* _INPUT FOR THIS TASK_
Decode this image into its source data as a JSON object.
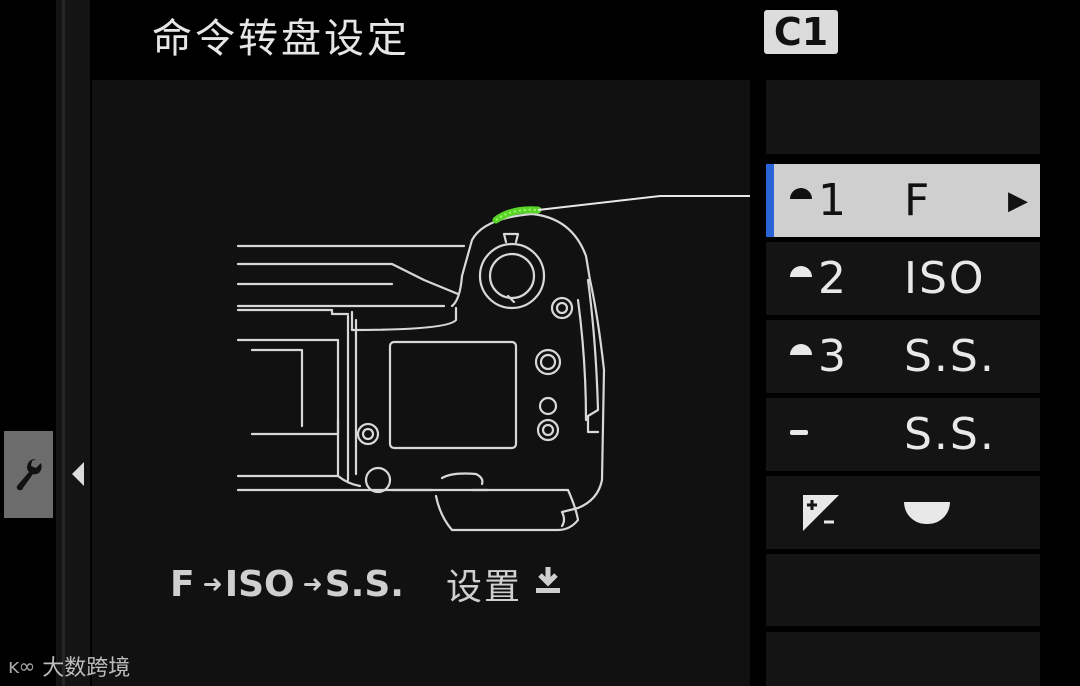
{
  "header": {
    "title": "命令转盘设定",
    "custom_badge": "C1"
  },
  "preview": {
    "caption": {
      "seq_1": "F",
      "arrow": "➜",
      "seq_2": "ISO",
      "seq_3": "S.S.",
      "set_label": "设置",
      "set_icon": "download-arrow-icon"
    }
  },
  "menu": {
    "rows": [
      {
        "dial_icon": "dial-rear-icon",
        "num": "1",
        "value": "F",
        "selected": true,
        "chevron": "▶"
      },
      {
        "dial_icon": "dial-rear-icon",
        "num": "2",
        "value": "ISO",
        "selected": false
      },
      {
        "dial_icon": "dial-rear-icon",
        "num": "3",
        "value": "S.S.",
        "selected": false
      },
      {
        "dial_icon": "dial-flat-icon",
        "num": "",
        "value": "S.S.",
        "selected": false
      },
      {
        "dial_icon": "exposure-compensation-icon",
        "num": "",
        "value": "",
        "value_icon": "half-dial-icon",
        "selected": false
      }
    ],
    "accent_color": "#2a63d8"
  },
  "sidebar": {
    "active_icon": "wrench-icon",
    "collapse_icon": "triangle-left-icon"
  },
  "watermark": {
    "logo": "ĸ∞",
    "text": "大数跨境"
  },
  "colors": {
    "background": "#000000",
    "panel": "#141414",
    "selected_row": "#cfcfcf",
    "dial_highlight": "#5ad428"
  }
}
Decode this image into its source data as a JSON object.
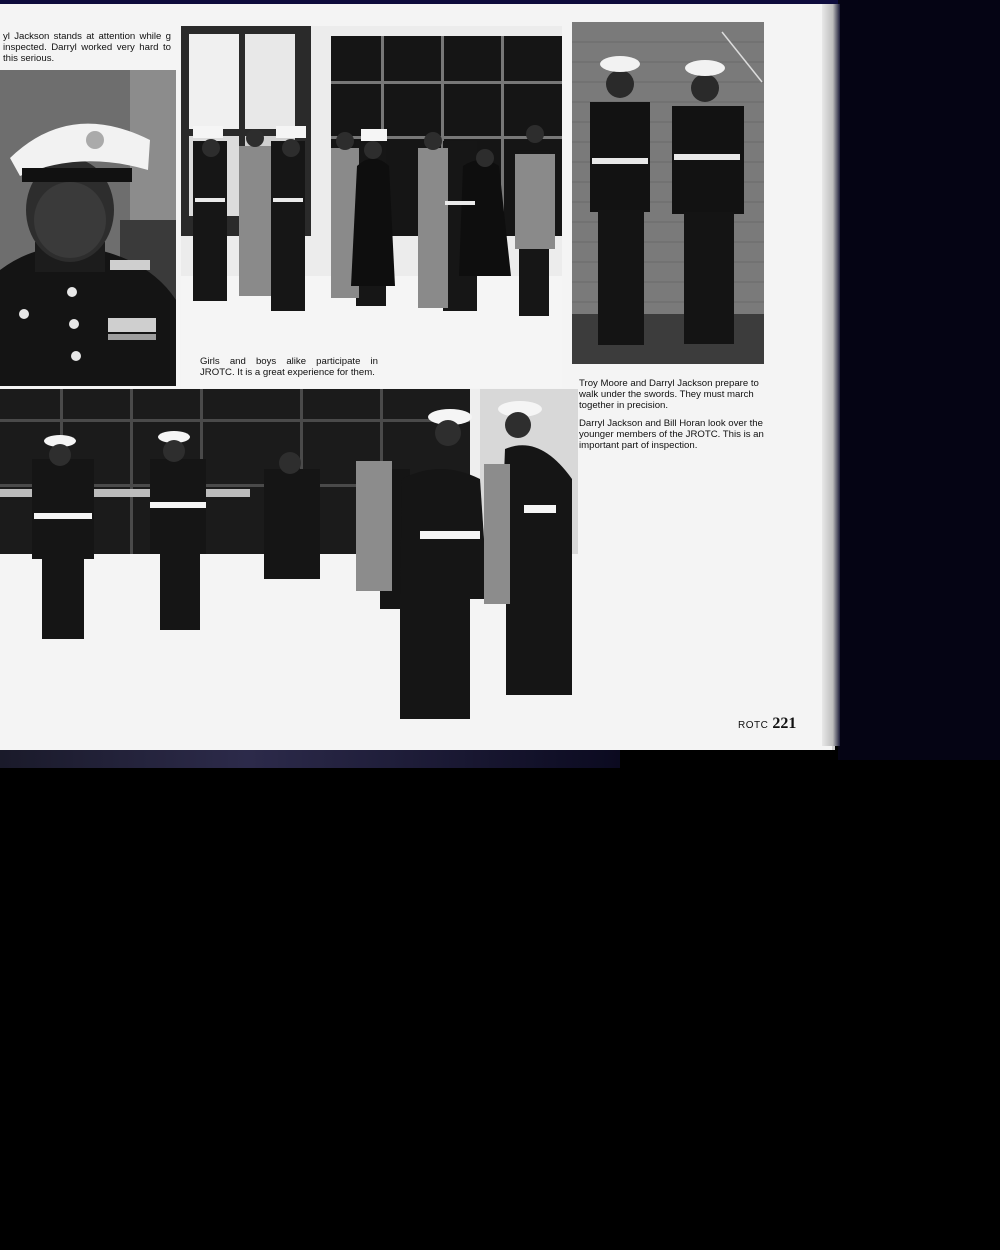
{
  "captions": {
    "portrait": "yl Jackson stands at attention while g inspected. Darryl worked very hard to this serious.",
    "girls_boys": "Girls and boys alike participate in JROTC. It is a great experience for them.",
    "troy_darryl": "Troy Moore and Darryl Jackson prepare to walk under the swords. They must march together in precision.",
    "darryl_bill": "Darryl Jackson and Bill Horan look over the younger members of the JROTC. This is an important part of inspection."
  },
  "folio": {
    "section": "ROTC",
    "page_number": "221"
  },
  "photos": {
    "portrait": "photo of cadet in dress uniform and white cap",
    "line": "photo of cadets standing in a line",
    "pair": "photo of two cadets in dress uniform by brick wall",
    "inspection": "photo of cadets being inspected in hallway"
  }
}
--
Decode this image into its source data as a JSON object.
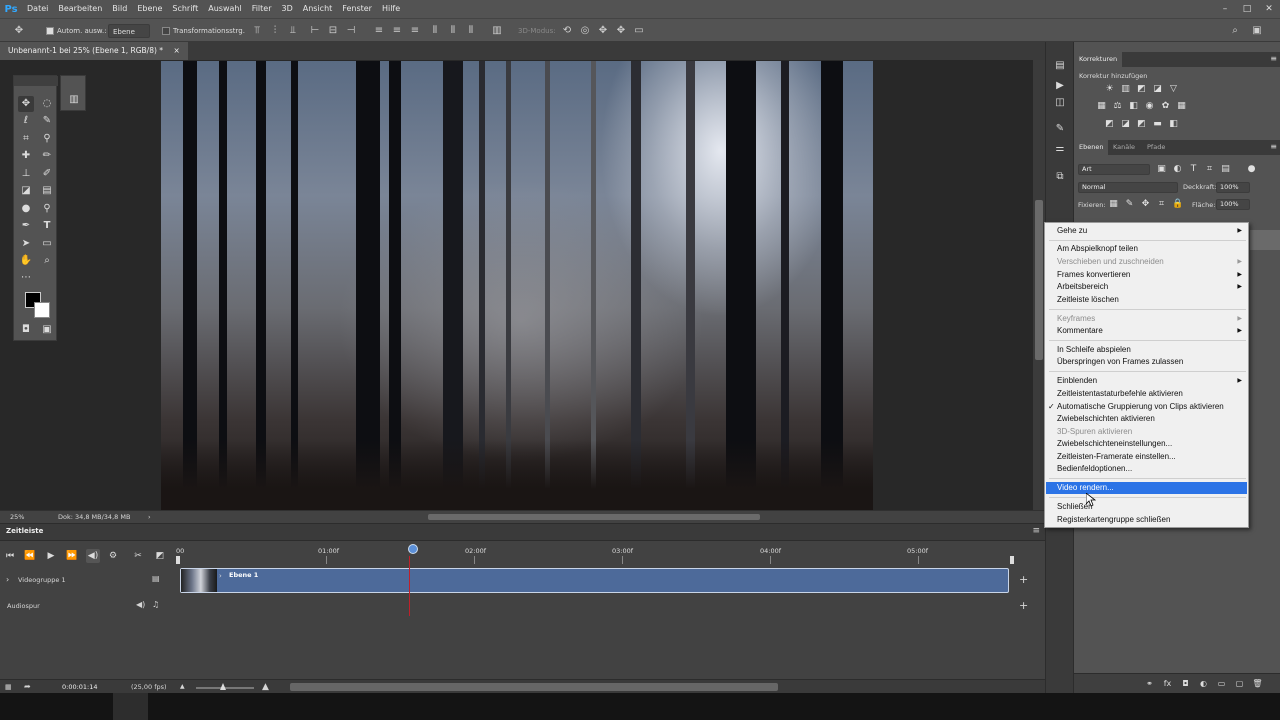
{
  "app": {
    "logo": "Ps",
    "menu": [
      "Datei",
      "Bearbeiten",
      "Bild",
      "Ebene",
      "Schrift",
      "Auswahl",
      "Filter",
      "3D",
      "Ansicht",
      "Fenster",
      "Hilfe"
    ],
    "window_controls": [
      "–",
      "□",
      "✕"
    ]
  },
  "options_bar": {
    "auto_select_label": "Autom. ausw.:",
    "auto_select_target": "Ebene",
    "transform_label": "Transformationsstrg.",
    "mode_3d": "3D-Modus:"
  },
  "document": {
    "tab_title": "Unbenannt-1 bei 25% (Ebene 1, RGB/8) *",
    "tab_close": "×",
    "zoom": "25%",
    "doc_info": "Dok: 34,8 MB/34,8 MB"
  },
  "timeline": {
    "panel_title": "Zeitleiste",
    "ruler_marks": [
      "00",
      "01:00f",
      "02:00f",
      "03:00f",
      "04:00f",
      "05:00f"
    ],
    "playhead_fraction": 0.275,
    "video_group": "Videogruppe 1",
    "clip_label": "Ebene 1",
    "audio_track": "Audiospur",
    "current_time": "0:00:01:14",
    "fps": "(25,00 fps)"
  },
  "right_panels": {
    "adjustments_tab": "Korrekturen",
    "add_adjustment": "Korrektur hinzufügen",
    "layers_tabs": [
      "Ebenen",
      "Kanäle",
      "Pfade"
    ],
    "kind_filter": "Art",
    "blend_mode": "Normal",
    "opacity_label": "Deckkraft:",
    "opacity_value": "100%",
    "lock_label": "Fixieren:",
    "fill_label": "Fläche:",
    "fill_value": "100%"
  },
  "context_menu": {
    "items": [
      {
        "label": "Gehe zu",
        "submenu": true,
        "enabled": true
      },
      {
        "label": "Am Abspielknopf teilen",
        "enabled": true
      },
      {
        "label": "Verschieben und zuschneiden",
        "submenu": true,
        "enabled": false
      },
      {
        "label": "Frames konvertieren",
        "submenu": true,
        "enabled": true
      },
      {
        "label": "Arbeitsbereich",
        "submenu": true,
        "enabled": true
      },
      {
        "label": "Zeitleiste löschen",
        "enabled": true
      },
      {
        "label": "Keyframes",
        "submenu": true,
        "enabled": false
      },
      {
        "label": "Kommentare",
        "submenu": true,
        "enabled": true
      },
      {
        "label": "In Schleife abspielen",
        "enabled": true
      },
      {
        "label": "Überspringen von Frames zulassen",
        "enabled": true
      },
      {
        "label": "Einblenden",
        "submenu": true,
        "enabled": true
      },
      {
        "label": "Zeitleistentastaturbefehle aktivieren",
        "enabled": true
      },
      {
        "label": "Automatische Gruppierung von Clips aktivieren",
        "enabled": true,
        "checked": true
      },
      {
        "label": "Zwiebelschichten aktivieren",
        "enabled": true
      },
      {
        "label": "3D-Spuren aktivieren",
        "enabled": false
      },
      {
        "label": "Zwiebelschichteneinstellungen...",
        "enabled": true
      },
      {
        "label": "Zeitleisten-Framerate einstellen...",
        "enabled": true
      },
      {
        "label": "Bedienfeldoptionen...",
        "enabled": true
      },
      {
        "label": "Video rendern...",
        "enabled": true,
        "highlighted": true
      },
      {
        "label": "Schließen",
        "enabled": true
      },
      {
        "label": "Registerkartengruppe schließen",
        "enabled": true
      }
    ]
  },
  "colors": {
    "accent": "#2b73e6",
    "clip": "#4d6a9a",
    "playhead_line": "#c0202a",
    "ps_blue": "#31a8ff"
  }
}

* _WHAT IS REQUIRED_
Examine the records and pull out every line where the string "dress" occurs.

* _THE REPLY_
    "portrait": "photo of cadet in dress uniform and white cap",
    "pair": "photo of two cadets in dress uniform by brick wall",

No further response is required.